Requirements >>
Read the material below and count the lines holding the string "Extern". Give that count with nothing added.

[Dataset records]
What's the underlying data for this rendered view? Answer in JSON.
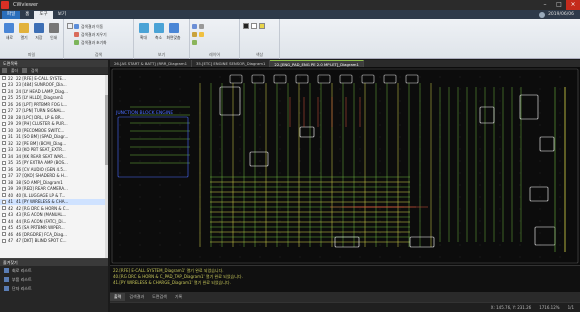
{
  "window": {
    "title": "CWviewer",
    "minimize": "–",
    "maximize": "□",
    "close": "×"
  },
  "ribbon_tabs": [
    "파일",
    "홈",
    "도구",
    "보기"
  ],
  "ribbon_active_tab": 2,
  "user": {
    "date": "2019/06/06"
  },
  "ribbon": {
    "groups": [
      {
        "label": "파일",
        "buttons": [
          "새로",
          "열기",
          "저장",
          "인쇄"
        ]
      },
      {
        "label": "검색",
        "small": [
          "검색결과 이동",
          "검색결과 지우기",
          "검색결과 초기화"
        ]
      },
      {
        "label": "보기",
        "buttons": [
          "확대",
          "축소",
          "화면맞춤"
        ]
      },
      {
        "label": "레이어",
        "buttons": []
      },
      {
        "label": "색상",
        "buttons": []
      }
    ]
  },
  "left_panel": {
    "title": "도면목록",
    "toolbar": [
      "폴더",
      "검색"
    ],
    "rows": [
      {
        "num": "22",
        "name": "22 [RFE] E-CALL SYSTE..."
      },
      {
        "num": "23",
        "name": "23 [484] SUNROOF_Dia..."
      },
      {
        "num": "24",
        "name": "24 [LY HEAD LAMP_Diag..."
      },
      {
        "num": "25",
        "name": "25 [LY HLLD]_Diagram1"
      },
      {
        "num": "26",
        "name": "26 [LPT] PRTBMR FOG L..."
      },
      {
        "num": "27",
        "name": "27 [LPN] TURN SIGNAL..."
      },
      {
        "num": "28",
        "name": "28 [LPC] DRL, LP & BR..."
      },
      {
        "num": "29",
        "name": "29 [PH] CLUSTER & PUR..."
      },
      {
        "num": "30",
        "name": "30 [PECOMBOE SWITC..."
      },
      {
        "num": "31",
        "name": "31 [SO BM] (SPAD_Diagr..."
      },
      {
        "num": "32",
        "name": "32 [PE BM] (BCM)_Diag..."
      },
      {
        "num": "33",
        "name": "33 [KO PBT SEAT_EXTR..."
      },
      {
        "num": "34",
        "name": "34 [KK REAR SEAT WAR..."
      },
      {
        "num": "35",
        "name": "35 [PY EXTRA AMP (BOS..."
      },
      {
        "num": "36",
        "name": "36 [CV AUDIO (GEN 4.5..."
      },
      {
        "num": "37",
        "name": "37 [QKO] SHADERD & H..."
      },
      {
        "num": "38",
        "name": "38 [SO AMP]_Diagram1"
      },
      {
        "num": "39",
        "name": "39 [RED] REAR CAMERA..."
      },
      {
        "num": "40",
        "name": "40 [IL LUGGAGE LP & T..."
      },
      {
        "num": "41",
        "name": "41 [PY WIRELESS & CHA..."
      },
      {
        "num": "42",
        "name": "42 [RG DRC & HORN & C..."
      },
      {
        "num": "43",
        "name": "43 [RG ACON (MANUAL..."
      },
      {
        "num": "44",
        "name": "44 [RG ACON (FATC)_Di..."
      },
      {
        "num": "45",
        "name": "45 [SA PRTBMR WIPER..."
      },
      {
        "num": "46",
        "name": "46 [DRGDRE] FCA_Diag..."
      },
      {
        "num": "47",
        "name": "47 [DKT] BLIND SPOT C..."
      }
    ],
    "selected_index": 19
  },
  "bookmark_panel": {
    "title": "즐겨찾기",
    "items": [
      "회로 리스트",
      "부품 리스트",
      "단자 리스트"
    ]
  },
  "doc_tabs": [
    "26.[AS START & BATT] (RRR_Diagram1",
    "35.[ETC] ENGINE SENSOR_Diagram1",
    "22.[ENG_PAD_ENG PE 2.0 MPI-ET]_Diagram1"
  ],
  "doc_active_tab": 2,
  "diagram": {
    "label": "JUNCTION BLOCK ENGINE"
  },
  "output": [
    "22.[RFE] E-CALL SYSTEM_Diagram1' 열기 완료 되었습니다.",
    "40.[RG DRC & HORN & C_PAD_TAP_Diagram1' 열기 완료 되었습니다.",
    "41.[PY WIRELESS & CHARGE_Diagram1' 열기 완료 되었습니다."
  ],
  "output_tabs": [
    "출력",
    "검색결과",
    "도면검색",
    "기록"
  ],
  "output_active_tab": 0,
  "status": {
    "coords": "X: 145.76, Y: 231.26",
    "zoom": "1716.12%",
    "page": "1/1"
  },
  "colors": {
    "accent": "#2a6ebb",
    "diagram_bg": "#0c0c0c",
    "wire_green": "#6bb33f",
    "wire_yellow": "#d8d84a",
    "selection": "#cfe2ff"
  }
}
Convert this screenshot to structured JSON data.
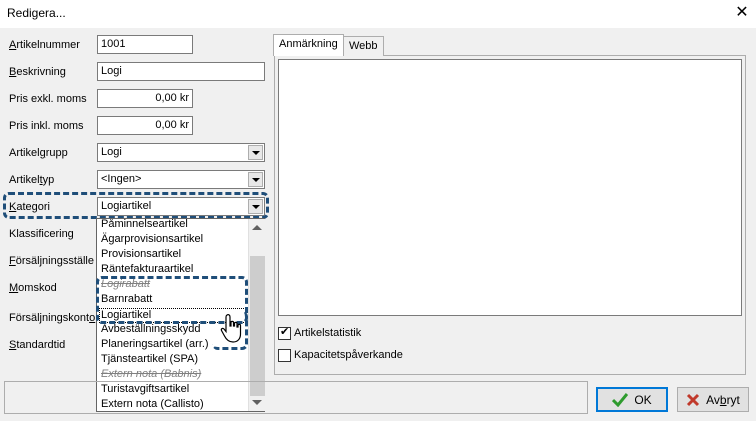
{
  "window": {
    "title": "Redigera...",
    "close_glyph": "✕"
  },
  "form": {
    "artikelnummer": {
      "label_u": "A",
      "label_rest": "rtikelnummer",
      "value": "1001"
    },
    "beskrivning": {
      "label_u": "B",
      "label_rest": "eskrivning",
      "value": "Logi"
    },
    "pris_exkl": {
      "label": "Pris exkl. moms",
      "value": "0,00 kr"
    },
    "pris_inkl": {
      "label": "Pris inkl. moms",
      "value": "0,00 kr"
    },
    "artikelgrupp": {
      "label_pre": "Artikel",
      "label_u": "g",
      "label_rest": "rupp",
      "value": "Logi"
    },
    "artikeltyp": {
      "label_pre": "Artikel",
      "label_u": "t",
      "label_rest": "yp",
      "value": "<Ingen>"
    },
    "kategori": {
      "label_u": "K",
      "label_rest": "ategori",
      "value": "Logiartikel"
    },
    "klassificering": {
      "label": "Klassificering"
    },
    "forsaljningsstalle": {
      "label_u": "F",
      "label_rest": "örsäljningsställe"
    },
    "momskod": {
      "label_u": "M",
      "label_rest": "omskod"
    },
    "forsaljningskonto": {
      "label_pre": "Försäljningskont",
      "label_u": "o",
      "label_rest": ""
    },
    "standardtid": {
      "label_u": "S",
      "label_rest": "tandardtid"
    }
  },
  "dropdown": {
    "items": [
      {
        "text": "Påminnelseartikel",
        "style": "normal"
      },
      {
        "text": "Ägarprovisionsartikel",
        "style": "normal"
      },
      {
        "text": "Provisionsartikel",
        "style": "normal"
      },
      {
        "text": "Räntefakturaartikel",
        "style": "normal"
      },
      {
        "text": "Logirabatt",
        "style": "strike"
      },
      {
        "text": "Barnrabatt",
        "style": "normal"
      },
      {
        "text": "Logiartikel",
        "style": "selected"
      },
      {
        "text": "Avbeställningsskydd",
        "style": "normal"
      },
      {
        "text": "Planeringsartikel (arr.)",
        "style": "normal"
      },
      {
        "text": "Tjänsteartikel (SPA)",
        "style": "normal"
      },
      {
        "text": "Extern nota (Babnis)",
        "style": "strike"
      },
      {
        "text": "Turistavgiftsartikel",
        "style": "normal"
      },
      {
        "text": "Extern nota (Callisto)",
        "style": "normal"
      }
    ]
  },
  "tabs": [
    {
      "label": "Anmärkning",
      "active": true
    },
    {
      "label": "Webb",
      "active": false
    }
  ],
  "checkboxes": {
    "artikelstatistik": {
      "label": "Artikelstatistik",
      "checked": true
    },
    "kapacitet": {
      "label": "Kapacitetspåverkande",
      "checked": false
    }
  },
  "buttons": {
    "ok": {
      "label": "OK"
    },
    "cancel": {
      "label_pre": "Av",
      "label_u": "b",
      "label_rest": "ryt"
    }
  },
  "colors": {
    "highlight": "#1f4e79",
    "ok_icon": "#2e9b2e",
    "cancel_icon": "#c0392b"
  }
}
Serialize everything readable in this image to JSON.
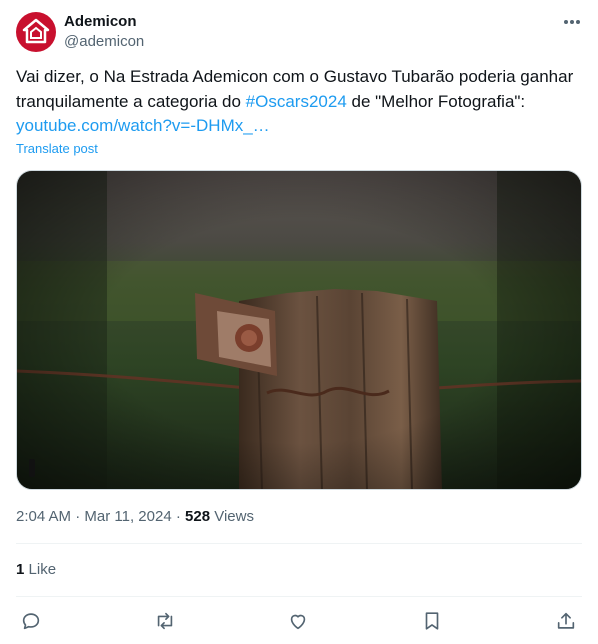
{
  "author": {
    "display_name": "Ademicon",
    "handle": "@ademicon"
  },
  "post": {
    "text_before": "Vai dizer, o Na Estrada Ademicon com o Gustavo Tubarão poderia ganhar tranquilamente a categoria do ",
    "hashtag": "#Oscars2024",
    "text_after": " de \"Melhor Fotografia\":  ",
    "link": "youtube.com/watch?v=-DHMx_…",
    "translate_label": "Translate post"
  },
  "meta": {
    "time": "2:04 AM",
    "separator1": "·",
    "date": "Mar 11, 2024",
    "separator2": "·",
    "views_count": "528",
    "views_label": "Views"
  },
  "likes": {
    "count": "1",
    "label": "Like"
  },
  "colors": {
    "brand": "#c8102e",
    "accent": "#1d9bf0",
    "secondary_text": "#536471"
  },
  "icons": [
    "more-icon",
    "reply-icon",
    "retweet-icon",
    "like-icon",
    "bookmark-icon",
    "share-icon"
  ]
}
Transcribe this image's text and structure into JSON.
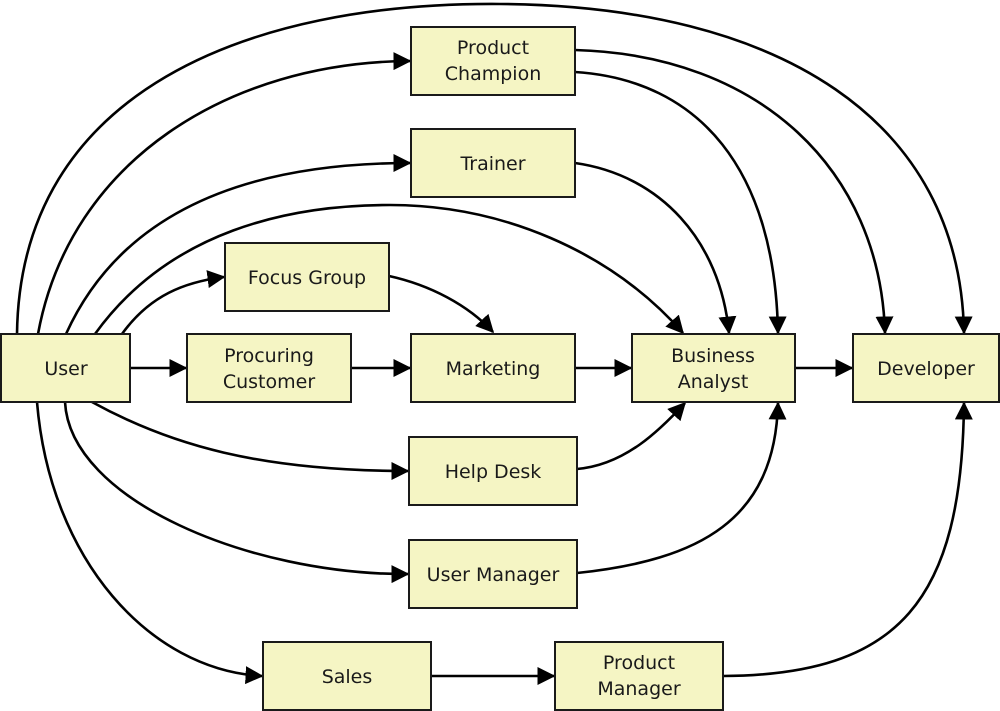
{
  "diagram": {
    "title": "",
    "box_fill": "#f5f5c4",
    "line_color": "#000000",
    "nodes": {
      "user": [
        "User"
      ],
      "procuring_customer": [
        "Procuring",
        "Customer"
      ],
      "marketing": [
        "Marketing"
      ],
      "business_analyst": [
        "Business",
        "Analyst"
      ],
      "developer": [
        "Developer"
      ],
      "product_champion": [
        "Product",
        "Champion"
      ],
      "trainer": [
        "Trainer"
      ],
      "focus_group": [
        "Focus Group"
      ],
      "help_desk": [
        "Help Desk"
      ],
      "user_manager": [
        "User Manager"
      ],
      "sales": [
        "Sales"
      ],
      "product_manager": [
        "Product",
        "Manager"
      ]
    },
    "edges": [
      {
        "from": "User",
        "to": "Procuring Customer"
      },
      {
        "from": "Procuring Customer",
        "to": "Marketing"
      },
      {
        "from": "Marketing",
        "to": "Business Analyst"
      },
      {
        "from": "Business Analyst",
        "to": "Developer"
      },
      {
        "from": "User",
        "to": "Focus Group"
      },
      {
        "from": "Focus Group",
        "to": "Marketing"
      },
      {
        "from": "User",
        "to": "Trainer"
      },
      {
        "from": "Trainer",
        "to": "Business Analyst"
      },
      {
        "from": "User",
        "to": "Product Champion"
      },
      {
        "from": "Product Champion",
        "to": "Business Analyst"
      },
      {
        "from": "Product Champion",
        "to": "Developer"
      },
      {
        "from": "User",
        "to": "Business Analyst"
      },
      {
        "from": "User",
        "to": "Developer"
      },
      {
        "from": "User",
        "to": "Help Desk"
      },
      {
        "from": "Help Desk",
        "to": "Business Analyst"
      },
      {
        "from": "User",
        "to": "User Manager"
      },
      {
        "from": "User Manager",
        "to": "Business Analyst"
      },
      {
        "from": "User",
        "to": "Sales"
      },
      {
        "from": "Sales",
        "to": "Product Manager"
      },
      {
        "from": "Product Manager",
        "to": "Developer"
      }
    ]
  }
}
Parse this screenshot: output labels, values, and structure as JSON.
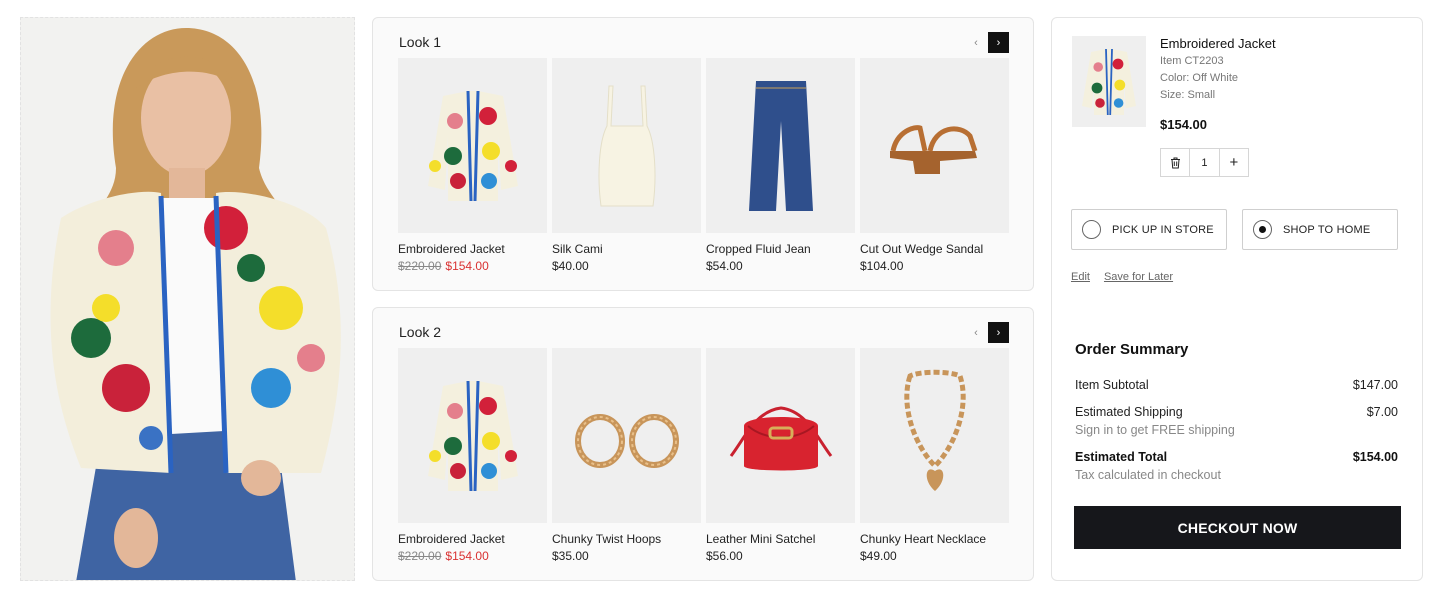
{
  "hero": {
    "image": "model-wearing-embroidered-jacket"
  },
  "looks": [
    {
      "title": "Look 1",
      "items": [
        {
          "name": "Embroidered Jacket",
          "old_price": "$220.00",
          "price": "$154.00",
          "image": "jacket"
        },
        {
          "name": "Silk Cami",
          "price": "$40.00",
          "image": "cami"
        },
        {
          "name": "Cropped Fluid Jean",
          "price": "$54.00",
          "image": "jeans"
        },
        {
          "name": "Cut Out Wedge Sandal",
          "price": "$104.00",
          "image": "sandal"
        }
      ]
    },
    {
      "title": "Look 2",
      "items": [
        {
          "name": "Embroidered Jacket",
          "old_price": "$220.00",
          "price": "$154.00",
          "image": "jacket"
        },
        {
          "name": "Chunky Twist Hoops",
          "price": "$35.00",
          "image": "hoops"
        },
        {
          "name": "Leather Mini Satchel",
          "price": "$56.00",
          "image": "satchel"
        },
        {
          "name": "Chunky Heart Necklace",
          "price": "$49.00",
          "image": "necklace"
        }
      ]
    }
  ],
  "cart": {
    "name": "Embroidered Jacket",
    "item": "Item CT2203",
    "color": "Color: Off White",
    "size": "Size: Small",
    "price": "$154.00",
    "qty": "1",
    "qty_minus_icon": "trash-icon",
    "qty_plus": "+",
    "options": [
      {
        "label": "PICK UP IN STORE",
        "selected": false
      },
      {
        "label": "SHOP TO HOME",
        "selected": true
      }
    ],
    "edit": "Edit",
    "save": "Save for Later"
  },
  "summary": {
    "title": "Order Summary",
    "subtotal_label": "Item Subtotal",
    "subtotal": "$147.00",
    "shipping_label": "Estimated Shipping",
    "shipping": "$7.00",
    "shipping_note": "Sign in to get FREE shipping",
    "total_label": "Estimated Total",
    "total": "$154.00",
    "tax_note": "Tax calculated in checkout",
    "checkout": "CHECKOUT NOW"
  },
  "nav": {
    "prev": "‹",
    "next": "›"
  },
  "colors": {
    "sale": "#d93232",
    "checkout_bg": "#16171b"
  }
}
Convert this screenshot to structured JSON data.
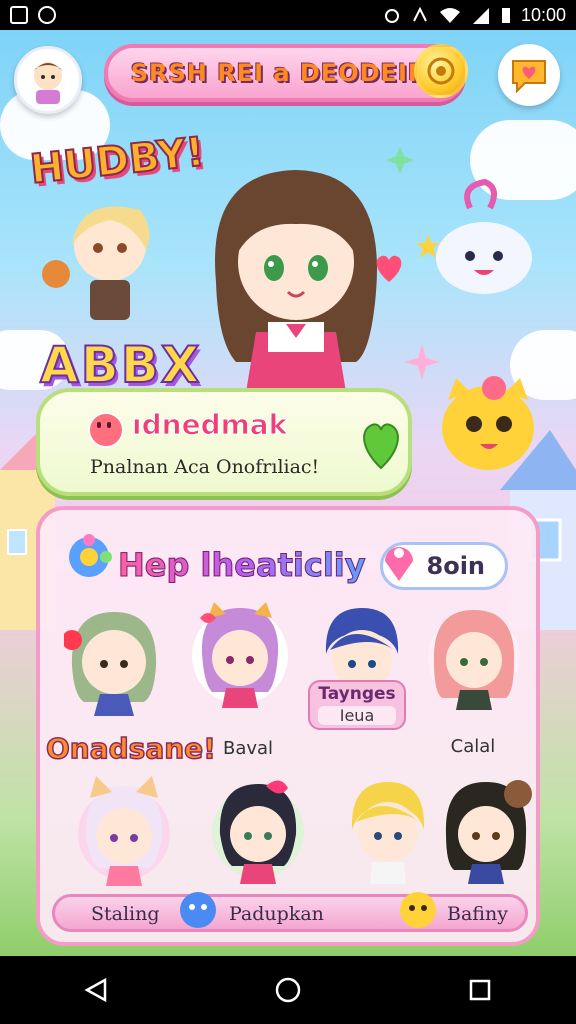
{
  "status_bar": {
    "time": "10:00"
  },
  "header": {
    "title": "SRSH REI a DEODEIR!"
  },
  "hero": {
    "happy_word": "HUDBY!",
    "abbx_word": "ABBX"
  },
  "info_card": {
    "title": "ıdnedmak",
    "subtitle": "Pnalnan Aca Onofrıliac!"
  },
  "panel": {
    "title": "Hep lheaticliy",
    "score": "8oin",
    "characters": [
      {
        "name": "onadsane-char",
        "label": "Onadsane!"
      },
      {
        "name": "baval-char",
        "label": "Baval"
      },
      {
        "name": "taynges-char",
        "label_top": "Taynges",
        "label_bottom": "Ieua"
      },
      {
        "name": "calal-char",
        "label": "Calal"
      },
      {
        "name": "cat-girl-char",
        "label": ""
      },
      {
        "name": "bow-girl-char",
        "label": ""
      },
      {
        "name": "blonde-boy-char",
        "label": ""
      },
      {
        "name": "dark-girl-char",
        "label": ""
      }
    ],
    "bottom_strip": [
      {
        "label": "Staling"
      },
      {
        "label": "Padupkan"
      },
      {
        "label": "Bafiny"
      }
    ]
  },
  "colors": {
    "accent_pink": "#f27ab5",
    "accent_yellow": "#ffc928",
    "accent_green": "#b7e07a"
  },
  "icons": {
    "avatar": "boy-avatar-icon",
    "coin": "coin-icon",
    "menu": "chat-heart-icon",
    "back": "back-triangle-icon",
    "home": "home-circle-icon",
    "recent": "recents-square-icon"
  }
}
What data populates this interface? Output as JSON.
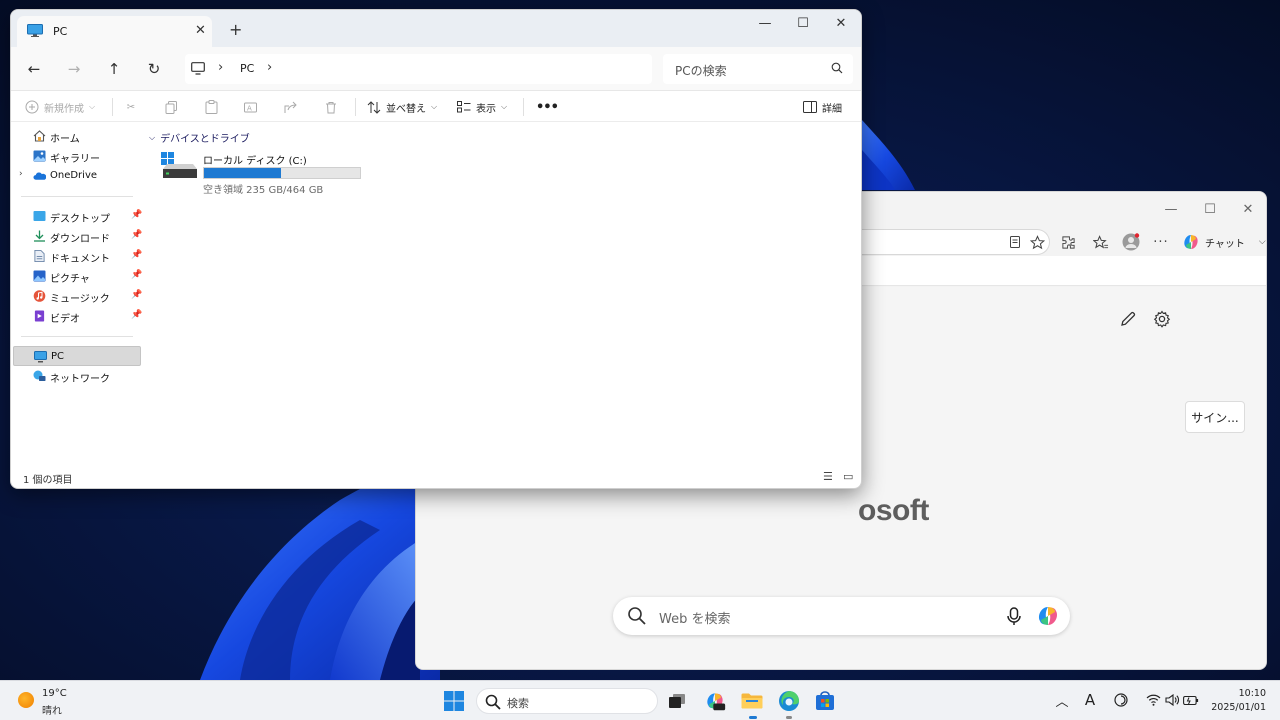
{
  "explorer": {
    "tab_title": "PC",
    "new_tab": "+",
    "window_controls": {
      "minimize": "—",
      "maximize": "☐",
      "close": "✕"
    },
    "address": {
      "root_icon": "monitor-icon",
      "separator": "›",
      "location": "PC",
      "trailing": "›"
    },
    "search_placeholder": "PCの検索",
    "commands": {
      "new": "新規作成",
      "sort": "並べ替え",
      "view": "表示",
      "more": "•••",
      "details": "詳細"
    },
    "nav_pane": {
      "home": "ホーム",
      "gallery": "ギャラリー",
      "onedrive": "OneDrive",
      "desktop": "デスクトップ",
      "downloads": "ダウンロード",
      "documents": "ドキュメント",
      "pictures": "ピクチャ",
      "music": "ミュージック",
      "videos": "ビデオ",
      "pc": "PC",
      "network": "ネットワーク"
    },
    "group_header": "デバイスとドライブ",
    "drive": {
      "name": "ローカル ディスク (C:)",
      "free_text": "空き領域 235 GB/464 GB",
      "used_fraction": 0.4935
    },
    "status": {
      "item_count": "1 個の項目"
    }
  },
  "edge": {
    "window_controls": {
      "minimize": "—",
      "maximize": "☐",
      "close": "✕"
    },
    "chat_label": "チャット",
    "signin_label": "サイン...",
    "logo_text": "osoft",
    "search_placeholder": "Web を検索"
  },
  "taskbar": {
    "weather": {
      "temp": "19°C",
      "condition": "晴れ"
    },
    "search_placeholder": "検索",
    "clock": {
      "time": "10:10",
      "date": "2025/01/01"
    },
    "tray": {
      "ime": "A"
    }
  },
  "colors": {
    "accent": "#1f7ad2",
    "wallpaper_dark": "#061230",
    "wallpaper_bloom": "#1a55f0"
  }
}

Exercise response >>
2